• **Requirement**:
Identify each line holding the string "text" and copy it.

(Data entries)

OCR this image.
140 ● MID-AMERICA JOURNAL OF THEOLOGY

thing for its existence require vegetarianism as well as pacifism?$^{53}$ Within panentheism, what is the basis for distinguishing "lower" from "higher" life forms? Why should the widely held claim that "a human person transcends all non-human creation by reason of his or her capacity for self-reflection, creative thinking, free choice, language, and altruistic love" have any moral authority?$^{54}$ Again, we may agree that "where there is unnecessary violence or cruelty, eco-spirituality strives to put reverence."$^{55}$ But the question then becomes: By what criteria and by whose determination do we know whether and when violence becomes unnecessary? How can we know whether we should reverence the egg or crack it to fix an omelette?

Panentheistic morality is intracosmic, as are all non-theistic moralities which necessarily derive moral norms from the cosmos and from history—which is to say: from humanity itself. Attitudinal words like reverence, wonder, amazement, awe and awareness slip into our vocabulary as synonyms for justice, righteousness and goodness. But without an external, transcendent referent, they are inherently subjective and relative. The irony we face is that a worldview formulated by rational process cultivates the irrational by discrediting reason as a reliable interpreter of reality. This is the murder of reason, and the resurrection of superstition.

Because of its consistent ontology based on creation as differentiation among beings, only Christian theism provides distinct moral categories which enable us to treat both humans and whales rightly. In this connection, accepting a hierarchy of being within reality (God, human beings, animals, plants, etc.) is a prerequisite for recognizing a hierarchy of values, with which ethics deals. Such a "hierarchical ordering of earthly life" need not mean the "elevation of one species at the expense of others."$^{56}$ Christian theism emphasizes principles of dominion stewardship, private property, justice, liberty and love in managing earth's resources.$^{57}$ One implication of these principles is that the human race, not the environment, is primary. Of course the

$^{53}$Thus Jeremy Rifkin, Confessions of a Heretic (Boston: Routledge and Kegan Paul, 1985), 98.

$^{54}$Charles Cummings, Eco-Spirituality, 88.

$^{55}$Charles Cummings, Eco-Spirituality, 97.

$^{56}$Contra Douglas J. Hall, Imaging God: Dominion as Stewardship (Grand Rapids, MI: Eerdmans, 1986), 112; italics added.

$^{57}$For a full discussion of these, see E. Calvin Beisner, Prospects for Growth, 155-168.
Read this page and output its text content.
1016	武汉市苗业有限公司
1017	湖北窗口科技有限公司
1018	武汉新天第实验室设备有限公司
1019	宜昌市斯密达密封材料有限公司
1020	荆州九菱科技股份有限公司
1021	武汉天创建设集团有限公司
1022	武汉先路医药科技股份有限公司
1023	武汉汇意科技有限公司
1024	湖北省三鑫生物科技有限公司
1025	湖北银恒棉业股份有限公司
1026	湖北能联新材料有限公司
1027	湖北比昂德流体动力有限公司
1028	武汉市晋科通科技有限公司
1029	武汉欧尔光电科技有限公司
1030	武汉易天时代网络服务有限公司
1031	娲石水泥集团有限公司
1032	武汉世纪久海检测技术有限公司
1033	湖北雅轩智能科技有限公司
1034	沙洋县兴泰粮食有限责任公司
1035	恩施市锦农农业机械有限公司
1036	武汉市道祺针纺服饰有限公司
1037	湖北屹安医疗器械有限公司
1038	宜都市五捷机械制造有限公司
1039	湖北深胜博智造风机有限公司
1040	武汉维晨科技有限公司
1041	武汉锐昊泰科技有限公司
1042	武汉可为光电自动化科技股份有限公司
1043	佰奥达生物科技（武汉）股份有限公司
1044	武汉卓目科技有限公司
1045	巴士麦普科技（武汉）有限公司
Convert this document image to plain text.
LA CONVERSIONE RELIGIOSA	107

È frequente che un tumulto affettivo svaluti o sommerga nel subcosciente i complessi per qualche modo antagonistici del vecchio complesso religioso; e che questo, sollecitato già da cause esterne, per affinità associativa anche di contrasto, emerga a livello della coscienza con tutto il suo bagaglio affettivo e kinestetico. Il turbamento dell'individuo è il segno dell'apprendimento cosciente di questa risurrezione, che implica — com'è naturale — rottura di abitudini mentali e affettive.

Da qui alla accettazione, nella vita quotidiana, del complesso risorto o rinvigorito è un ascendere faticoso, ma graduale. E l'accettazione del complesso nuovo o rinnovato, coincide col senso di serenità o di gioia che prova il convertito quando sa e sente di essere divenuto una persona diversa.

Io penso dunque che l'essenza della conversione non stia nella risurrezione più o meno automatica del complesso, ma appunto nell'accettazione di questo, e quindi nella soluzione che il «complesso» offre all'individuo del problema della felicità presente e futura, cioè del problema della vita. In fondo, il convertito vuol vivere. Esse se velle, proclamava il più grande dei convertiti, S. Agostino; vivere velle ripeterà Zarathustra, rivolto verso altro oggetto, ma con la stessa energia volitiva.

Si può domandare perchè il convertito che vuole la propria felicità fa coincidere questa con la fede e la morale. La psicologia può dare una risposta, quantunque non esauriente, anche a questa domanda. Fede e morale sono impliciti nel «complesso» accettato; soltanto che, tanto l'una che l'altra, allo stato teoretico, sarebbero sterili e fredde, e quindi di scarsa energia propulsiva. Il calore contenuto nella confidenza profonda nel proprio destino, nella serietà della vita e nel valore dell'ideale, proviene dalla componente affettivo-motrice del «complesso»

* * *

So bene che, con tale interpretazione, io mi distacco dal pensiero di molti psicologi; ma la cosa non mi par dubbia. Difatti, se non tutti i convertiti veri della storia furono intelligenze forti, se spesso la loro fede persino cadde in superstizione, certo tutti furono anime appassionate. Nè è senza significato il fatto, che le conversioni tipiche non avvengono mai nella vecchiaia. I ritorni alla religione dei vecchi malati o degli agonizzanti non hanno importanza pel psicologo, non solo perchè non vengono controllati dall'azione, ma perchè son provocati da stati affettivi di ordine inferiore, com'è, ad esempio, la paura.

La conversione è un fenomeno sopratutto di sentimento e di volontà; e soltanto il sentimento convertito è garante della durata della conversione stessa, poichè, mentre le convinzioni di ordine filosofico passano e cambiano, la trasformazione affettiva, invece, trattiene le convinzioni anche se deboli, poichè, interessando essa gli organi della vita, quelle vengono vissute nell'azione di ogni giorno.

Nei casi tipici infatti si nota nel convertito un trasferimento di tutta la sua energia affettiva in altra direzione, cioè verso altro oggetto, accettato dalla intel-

• **Written solution**:
Read this page and output its text content.
Convert this document image to plain text.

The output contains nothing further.